STATED EXERCISE → Extract every line that contains the word "pdfファイル".

[Entries from a dataset]
__________
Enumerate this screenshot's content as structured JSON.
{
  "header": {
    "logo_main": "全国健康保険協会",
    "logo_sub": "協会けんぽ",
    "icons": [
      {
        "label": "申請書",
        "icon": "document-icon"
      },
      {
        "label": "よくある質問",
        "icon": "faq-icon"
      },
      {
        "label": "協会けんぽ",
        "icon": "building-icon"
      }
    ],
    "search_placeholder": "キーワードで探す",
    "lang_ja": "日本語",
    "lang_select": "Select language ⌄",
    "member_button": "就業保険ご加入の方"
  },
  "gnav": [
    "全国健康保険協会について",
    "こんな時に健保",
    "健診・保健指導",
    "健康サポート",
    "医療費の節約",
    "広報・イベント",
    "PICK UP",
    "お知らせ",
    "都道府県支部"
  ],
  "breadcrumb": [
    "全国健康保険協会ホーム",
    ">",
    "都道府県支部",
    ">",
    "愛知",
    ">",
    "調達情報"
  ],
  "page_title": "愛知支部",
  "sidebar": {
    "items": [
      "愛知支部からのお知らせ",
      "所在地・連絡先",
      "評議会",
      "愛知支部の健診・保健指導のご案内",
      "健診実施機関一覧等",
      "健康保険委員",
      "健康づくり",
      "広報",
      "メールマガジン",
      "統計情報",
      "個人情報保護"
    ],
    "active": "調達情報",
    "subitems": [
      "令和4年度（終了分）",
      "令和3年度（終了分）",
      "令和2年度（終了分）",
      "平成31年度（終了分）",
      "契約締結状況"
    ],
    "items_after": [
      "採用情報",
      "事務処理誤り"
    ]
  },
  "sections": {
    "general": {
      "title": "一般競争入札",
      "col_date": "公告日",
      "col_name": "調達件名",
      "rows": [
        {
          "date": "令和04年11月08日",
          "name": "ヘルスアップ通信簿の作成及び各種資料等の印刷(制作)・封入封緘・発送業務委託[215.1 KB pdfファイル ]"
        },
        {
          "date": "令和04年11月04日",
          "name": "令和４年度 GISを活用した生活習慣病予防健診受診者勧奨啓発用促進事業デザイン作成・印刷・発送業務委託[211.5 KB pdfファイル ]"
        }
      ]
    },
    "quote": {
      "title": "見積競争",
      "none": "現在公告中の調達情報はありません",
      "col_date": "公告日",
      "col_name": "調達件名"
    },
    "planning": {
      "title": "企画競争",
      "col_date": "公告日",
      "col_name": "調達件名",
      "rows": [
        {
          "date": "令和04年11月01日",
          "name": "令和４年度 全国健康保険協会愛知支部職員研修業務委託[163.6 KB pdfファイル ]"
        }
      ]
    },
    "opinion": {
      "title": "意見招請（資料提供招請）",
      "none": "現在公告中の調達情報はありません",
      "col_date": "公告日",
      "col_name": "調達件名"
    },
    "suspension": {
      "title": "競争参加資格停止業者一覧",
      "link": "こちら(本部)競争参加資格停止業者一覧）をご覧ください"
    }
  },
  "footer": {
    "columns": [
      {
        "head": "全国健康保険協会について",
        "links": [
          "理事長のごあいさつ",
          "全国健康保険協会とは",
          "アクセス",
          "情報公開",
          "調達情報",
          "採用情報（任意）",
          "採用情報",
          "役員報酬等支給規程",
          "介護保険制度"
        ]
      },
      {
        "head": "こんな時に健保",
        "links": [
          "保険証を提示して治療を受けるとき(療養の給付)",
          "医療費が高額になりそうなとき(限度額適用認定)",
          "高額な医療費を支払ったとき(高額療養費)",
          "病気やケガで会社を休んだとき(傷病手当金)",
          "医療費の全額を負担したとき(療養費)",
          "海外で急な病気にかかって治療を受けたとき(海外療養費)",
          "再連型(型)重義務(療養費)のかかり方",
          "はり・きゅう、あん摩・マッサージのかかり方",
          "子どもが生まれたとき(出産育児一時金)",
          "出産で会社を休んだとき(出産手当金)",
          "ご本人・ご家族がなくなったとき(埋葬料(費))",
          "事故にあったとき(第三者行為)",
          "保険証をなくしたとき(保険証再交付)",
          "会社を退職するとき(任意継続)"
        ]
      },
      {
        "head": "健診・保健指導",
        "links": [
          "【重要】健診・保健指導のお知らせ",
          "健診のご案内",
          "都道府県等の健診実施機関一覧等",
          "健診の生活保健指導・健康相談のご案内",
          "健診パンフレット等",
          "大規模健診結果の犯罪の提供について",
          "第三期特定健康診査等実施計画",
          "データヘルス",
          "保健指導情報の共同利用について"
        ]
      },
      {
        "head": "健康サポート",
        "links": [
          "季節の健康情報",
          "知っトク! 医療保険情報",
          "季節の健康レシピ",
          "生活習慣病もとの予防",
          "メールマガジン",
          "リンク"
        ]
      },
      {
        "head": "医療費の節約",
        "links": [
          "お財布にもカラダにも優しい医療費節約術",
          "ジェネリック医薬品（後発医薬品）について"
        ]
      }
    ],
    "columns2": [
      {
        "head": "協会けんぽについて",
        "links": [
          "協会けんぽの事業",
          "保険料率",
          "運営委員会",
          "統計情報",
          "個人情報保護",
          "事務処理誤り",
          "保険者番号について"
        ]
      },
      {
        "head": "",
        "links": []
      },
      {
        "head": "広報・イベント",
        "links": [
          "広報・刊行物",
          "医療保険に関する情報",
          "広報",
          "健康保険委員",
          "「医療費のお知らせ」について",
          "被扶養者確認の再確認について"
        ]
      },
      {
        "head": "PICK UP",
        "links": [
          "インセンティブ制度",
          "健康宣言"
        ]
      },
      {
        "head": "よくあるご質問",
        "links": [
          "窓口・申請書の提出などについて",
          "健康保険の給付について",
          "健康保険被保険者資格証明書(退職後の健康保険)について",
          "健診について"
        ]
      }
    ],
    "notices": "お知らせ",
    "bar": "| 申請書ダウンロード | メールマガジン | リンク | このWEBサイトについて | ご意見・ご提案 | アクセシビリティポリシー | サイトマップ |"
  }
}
__________
THE RESPONSE →
          "name": "ヘルスアップ通信簿の作成及び各種資料等の印刷(制作)・封入封緘・発送業務委託[215.1 KB pdfファイル ]"
          "name": "令和４年度 GISを活用した生活習慣病予防健診受診者勧奨啓発用促進事業デザイン作成・印刷・発送業務委託[211.5 KB pdfファイル ]"
          "name": "令和４年度 全国健康保険協会愛知支部職員研修業務委託[163.6 KB pdfファイル ]"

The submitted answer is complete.